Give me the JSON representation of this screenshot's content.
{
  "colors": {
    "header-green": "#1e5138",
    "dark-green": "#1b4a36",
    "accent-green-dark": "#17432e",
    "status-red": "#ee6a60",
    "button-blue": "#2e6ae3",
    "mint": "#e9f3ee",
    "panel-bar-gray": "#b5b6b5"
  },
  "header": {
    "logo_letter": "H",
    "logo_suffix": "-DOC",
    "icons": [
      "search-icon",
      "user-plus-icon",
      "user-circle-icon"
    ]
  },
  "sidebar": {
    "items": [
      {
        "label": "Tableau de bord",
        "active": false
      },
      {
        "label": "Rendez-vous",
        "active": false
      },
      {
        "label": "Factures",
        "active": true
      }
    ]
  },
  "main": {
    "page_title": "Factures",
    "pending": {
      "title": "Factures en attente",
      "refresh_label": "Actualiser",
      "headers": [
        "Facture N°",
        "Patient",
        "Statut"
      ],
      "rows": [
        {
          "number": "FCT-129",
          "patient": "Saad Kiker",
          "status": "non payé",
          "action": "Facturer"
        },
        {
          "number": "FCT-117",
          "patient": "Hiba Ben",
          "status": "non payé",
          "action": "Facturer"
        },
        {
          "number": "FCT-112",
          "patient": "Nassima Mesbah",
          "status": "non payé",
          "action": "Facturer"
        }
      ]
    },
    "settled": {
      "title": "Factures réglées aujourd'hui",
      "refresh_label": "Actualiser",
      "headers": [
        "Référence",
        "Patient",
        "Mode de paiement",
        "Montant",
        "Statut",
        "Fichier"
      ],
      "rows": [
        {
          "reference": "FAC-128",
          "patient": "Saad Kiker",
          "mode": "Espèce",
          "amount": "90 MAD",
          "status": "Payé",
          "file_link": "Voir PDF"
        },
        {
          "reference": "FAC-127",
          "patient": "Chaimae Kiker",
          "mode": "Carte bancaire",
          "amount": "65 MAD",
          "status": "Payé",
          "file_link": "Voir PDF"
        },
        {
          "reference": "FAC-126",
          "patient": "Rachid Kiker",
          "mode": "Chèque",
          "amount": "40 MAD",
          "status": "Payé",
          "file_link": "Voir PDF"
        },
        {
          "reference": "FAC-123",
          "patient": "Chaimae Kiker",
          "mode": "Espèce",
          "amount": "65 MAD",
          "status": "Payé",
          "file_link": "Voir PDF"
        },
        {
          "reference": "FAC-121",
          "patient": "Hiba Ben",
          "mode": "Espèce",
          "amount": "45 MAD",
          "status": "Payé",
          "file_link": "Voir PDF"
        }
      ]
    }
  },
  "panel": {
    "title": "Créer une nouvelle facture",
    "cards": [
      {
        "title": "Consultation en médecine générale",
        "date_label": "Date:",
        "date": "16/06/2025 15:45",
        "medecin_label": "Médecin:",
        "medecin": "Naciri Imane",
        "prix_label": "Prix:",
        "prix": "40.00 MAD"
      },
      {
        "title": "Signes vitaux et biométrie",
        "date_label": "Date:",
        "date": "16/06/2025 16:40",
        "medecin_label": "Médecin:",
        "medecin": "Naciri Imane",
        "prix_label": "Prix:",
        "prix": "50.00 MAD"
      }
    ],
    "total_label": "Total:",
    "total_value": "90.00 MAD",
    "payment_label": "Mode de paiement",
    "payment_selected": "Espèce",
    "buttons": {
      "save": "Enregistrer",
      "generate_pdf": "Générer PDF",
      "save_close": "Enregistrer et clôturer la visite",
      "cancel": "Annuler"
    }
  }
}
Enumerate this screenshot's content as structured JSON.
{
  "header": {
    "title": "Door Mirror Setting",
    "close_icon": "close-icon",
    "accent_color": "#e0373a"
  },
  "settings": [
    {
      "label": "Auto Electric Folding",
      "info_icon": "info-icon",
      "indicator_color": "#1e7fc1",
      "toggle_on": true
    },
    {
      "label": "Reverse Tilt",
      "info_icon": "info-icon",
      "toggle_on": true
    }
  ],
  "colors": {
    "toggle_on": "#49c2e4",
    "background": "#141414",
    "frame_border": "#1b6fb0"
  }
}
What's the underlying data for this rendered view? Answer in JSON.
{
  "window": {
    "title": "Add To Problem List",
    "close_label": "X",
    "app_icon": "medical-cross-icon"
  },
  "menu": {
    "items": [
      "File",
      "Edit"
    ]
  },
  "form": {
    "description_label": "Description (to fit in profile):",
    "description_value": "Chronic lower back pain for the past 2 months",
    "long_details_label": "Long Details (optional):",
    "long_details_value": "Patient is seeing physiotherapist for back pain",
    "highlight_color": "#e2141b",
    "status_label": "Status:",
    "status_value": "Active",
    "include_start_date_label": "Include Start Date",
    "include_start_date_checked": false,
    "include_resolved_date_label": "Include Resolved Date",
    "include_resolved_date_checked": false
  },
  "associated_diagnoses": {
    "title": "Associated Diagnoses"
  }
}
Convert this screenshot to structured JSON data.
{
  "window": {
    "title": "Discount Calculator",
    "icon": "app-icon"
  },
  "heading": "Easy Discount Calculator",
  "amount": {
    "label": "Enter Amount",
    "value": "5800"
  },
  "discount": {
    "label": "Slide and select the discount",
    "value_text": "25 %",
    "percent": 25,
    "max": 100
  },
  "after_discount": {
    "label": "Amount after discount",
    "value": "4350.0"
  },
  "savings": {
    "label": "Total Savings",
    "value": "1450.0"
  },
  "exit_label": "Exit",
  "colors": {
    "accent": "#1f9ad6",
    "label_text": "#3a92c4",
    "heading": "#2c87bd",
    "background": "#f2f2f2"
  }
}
☆ ☆ ☆
# WHAT THIS TASK INVOLVES
Faithfully copy every entry, leaving nothing out.

# ANSWER TO THIS EXERCISE
Give me the JSON representation of this screenshot's content.
{
  "colors": {
    "header-green": "#1e5138",
    "dark-green": "#1b4a36",
    "accent-green-dark": "#17432e",
    "status-red": "#ee6a60",
    "button-blue": "#2e6ae3",
    "mint": "#e9f3ee",
    "panel-bar-gray": "#b5b6b5"
  },
  "header": {
    "logo_letter": "H",
    "logo_suffix": "-DOC",
    "icons": [
      "search-icon",
      "user-plus-icon",
      "user-circle-icon"
    ]
  },
  "sidebar": {
    "items": [
      {
        "label": "Tableau de bord",
        "active": false
      },
      {
        "label": "Rendez-vous",
        "active": false
      },
      {
        "label": "Factures",
        "active": true
      }
    ]
  },
  "main": {
    "page_title": "Factures",
    "pending": {
      "title": "Factures en attente",
      "refresh_label": "Actualiser",
      "headers": [
        "Facture N°",
        "Patient",
        "Statut"
      ],
      "rows": [
        {
          "number": "FCT-129",
          "patient": "Saad Kiker",
          "status": "non payé",
          "action": "Facturer"
        },
        {
          "number": "FCT-117",
          "patient": "Hiba Ben",
          "status": "non payé",
          "action": "Facturer"
        },
        {
          "number": "FCT-112",
          "patient": "Nassima Mesbah",
          "status": "non payé",
          "action": "Facturer"
        }
      ]
    },
    "settled": {
      "title": "Factures réglées aujourd'hui",
      "refresh_label": "Actualiser",
      "headers": [
        "Référence",
        "Patient",
        "Mode de paiement",
        "Montant",
        "Statut",
        "Fichier"
      ],
      "rows": [
        {
          "reference": "FAC-128",
          "patient": "Saad Kiker",
          "mode": "Espèce",
          "amount": "90 MAD",
          "status": "Payé",
          "file_link": "Voir PDF"
        },
        {
          "reference": "FAC-127",
          "patient": "Chaimae Kiker",
          "mode": "Carte bancaire",
          "amount": "65 MAD",
          "status": "Payé",
          "file_link": "Voir PDF"
        },
        {
          "reference": "FAC-126",
          "patient": "Rachid Kiker",
          "mode": "Chèque",
          "amount": "40 MAD",
          "status": "Payé",
          "file_link": "Voir PDF"
        },
        {
          "reference": "FAC-123",
          "patient": "Chaimae Kiker",
          "mode": "Espèce",
          "amount": "65 MAD",
          "status": "Payé",
          "file_link": "Voir PDF"
        },
        {
          "reference": "FAC-121",
          "patient": "Hiba Ben",
          "mode": "Espèce",
          "amount": "45 MAD",
          "status": "Payé",
          "file_link": "Voir PDF"
        }
      ]
    }
  },
  "panel": {
    "title": "Créer une nouvelle facture",
    "cards": [
      {
        "title": "Consultation en médecine générale",
        "date_label": "Date:",
        "date": "16/06/2025 15:45",
        "medecin_label": "Médecin:",
        "medecin": "Naciri Imane",
        "prix_label": "Prix:",
        "prix": "40.00 MAD"
      },
      {
        "title": "Signes vitaux et biométrie",
        "date_label": "Date:",
        "date": "16/06/2025 16:40",
        "medecin_label": "Médecin:",
        "medecin": "Naciri Imane",
        "prix_label": "Prix:",
        "prix": "50.00 MAD"
      }
    ],
    "total_label": "Total:",
    "total_value": "90.00 MAD",
    "payment_label": "Mode de paiement",
    "payment_selected": "Espèce",
    "buttons": {
      "save": "Enregistrer",
      "generate_pdf": "Générer PDF",
      "save_close": "Enregistrer et clôturer la visite",
      "cancel": "Annuler"
    }
  }
}
Enumerate this screenshot's content as structured JSON.
{
  "header": {
    "title": "Door Mirror Setting",
    "close_icon": "close-icon",
    "accent_color": "#e0373a"
  },
  "settings": [
    {
      "label": "Auto Electric Folding",
      "info_icon": "info-icon",
      "indicator_color": "#1e7fc1",
      "toggle_on": true
    },
    {
      "label": "Reverse Tilt",
      "info_icon": "info-icon",
      "toggle_on": true
    }
  ],
  "colors": {
    "toggle_on": "#49c2e4",
    "background": "#141414",
    "frame_border": "#1b6fb0"
  }
}
What's the underlying data for this rendered view? Answer in JSON.
{
  "window": {
    "title": "Add To Problem List",
    "close_label": "X",
    "app_icon": "medical-cross-icon"
  },
  "menu": {
    "items": [
      "File",
      "Edit"
    ]
  },
  "form": {
    "description_label": "Description (to fit in profile):",
    "description_value": "Chronic lower back pain for the past 2 months",
    "long_details_label": "Long Details (optional):",
    "long_details_value": "Patient is seeing physiotherapist for back pain",
    "highlight_color": "#e2141b",
    "status_label": "Status:",
    "status_value": "Active",
    "include_start_date_label": "Include Start Date",
    "include_start_date_checked": false,
    "include_resolved_date_label": "Include Resolved Date",
    "include_resolved_date_checked": false
  },
  "associated_diagnoses": {
    "title": "Associated Diagnoses"
  }
}
Convert this screenshot to structured JSON data.
{
  "window": {
    "title": "Discount Calculator",
    "icon": "app-icon"
  },
  "heading": "Easy Discount Calculator",
  "amount": {
    "label": "Enter Amount",
    "value": "5800"
  },
  "discount": {
    "label": "Slide and select the discount",
    "value_text": "25 %",
    "percent": 25,
    "max": 100
  },
  "after_discount": {
    "label": "Amount after discount",
    "value": "4350.0"
  },
  "savings": {
    "label": "Total Savings",
    "value": "1450.0"
  },
  "exit_label": "Exit",
  "colors": {
    "accent": "#1f9ad6",
    "label_text": "#3a92c4",
    "heading": "#2c87bd",
    "background": "#f2f2f2"
  }
}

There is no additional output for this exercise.